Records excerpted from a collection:
/---
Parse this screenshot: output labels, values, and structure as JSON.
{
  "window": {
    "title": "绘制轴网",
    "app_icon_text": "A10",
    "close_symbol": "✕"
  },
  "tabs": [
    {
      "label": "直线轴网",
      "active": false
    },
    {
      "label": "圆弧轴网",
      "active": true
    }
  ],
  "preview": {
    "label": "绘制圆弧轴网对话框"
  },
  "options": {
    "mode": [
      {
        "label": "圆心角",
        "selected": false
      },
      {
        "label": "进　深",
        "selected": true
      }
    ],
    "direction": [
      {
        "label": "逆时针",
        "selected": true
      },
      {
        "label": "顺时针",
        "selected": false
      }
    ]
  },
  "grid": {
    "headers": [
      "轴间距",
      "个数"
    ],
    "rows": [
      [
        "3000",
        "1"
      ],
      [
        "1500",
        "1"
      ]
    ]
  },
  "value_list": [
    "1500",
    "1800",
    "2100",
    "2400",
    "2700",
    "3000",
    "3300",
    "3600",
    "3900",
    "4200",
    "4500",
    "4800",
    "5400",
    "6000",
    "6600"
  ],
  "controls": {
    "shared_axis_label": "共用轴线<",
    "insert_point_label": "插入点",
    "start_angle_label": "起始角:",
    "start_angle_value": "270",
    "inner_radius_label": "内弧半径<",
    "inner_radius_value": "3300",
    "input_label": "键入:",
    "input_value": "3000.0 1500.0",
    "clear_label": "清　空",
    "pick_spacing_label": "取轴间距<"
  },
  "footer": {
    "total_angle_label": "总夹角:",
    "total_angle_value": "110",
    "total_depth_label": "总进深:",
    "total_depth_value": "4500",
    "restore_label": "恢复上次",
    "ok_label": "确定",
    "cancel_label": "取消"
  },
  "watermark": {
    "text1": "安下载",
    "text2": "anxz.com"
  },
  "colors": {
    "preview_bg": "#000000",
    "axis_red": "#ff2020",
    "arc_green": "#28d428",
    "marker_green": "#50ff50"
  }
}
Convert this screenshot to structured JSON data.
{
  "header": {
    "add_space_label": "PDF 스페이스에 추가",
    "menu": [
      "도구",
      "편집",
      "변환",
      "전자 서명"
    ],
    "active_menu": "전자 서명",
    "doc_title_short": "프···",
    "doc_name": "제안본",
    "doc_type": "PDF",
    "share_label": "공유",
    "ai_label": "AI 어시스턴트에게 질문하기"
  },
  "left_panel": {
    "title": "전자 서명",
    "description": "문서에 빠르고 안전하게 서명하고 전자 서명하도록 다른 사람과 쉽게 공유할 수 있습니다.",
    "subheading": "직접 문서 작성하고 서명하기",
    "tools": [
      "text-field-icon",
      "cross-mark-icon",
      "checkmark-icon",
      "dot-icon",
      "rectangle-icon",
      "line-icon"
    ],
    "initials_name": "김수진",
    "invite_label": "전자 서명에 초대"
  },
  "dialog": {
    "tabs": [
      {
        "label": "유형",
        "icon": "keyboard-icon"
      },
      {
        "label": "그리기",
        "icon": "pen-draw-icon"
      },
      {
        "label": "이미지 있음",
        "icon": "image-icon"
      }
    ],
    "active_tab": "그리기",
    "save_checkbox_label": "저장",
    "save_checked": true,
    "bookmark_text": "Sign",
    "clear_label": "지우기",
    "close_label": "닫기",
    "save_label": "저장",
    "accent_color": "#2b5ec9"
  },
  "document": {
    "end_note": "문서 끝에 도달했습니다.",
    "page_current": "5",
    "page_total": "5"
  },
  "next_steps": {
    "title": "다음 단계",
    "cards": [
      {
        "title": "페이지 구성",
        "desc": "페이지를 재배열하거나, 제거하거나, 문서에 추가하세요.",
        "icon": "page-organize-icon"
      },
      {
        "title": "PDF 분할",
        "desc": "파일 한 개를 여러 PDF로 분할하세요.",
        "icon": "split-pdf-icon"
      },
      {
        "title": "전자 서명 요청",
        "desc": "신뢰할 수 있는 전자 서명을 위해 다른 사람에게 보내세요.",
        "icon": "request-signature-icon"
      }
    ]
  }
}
\---
Problem to work on: Copy the records above exactly as they appear.

Written solution:
Parse this screenshot: output labels, values, and structure as JSON.
{
  "window": {
    "title": "绘制轴网",
    "app_icon_text": "A10",
    "close_symbol": "✕"
  },
  "tabs": [
    {
      "label": "直线轴网",
      "active": false
    },
    {
      "label": "圆弧轴网",
      "active": true
    }
  ],
  "preview": {
    "label": "绘制圆弧轴网对话框"
  },
  "options": {
    "mode": [
      {
        "label": "圆心角",
        "selected": false
      },
      {
        "label": "进　深",
        "selected": true
      }
    ],
    "direction": [
      {
        "label": "逆时针",
        "selected": true
      },
      {
        "label": "顺时针",
        "selected": false
      }
    ]
  },
  "grid": {
    "headers": [
      "轴间距",
      "个数"
    ],
    "rows": [
      [
        "3000",
        "1"
      ],
      [
        "1500",
        "1"
      ]
    ]
  },
  "value_list": [
    "1500",
    "1800",
    "2100",
    "2400",
    "2700",
    "3000",
    "3300",
    "3600",
    "3900",
    "4200",
    "4500",
    "4800",
    "5400",
    "6000",
    "6600"
  ],
  "controls": {
    "shared_axis_label": "共用轴线<",
    "insert_point_label": "插入点",
    "start_angle_label": "起始角:",
    "start_angle_value": "270",
    "inner_radius_label": "内弧半径<",
    "inner_radius_value": "3300",
    "input_label": "键入:",
    "input_value": "3000.0 1500.0",
    "clear_label": "清　空",
    "pick_spacing_label": "取轴间距<"
  },
  "footer": {
    "total_angle_label": "总夹角:",
    "total_angle_value": "110",
    "total_depth_label": "总进深:",
    "total_depth_value": "4500",
    "restore_label": "恢复上次",
    "ok_label": "确定",
    "cancel_label": "取消"
  },
  "watermark": {
    "text1": "安下载",
    "text2": "anxz.com"
  },
  "colors": {
    "preview_bg": "#000000",
    "axis_red": "#ff2020",
    "arc_green": "#28d428",
    "marker_green": "#50ff50"
  }
}
Convert this screenshot to structured JSON data.
{
  "header": {
    "add_space_label": "PDF 스페이스에 추가",
    "menu": [
      "도구",
      "편집",
      "변환",
      "전자 서명"
    ],
    "active_menu": "전자 서명",
    "doc_title_short": "프···",
    "doc_name": "제안본",
    "doc_type": "PDF",
    "share_label": "공유",
    "ai_label": "AI 어시스턴트에게 질문하기"
  },
  "left_panel": {
    "title": "전자 서명",
    "description": "문서에 빠르고 안전하게 서명하고 전자 서명하도록 다른 사람과 쉽게 공유할 수 있습니다.",
    "subheading": "직접 문서 작성하고 서명하기",
    "tools": [
      "text-field-icon",
      "cross-mark-icon",
      "checkmark-icon",
      "dot-icon",
      "rectangle-icon",
      "line-icon"
    ],
    "initials_name": "김수진",
    "invite_label": "전자 서명에 초대"
  },
  "dialog": {
    "tabs": [
      {
        "label": "유형",
        "icon": "keyboard-icon"
      },
      {
        "label": "그리기",
        "icon": "pen-draw-icon"
      },
      {
        "label": "이미지 있음",
        "icon": "image-icon"
      }
    ],
    "active_tab": "그리기",
    "save_checkbox_label": "저장",
    "save_checked": true,
    "bookmark_text": "Sign",
    "clear_label": "지우기",
    "close_label": "닫기",
    "save_label": "저장",
    "accent_color": "#2b5ec9"
  },
  "document": {
    "end_note": "문서 끝에 도달했습니다.",
    "page_current": "5",
    "page_total": "5"
  },
  "next_steps": {
    "title": "다음 단계",
    "cards": [
      {
        "title": "페이지 구성",
        "desc": "페이지를 재배열하거나, 제거하거나, 문서에 추가하세요.",
        "icon": "page-organize-icon"
      },
      {
        "title": "PDF 분할",
        "desc": "파일 한 개를 여러 PDF로 분할하세요.",
        "icon": "split-pdf-icon"
      },
      {
        "title": "전자 서명 요청",
        "desc": "신뢰할 수 있는 전자 서명을 위해 다른 사람에게 보내세요.",
        "icon": "request-signature-icon"
      }
    ]
  }
}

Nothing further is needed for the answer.